• PROBLEM DESCRIPTION:
Take every line from the material that has the word "Камчатскэнерго" in it.

Records contained in a dataset
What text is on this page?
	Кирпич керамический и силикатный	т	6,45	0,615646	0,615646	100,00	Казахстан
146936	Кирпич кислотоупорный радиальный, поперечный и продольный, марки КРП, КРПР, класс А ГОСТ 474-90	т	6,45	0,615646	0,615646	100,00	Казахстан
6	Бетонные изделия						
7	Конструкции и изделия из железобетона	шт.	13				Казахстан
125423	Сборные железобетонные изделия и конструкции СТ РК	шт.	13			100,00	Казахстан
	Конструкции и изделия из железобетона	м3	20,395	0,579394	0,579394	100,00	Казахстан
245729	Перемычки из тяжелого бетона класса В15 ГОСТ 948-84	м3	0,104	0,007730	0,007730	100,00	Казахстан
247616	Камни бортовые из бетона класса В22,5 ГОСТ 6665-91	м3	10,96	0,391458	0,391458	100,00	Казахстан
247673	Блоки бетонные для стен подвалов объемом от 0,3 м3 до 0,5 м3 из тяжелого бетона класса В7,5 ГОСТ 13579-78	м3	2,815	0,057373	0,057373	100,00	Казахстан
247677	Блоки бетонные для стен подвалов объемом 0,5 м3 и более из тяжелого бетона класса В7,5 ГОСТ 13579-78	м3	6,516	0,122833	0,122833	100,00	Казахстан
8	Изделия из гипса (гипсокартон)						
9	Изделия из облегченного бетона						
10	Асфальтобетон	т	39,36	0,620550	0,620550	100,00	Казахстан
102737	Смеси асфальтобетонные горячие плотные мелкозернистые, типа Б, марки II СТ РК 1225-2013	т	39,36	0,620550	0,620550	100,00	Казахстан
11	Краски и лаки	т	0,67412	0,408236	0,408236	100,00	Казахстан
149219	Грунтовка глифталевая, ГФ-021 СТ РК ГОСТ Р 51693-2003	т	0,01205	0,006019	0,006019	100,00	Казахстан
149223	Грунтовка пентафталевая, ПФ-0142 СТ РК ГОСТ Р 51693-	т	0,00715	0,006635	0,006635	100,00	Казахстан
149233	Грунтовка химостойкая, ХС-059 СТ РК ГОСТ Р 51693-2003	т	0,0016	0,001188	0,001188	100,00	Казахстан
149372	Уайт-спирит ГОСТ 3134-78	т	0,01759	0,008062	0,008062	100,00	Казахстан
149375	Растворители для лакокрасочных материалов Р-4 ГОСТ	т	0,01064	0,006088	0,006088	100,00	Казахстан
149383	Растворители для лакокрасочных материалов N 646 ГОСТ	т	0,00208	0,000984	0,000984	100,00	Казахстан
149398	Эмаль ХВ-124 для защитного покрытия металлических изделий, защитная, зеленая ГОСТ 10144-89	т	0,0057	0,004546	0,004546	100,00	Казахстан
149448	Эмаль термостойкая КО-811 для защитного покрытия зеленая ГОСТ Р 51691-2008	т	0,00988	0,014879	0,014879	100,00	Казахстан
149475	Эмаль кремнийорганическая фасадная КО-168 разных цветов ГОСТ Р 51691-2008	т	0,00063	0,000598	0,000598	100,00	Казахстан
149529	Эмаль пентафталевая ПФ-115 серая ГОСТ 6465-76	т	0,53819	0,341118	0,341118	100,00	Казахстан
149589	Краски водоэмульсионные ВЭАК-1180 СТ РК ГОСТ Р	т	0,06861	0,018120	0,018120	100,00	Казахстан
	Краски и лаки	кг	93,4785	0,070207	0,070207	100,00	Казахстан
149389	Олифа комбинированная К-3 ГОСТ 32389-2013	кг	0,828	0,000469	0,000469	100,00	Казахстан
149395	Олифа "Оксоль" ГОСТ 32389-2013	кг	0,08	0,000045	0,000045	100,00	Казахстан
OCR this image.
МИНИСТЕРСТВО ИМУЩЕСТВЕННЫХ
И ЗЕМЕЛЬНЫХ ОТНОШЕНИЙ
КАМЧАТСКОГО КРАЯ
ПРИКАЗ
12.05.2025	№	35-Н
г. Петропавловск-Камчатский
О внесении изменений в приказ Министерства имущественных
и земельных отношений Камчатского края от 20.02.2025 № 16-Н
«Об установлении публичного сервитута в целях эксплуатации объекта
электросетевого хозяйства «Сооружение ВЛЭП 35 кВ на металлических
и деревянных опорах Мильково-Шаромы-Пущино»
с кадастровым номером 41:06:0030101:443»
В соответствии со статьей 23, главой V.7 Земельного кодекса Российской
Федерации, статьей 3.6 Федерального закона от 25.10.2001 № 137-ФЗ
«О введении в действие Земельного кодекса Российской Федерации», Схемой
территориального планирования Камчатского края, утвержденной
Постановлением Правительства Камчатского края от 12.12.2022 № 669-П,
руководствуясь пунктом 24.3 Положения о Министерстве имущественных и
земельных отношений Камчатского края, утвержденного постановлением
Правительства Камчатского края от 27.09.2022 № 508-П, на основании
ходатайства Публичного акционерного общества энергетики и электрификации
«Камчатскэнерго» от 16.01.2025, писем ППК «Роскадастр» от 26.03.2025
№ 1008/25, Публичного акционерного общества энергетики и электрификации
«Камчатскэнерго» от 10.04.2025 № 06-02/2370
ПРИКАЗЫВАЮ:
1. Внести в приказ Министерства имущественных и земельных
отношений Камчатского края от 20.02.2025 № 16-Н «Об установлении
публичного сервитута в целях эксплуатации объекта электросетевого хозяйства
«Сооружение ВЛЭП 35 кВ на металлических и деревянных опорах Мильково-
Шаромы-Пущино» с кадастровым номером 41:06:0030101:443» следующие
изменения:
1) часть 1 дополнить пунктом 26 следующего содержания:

• IN RESPONSE:
«Камчатскэнерго» от 16.01.2025, писем ППК «Роскадастр» от 26.03.2025
«Камчатскэнерго» от 10.04.2025 № 06-02/2370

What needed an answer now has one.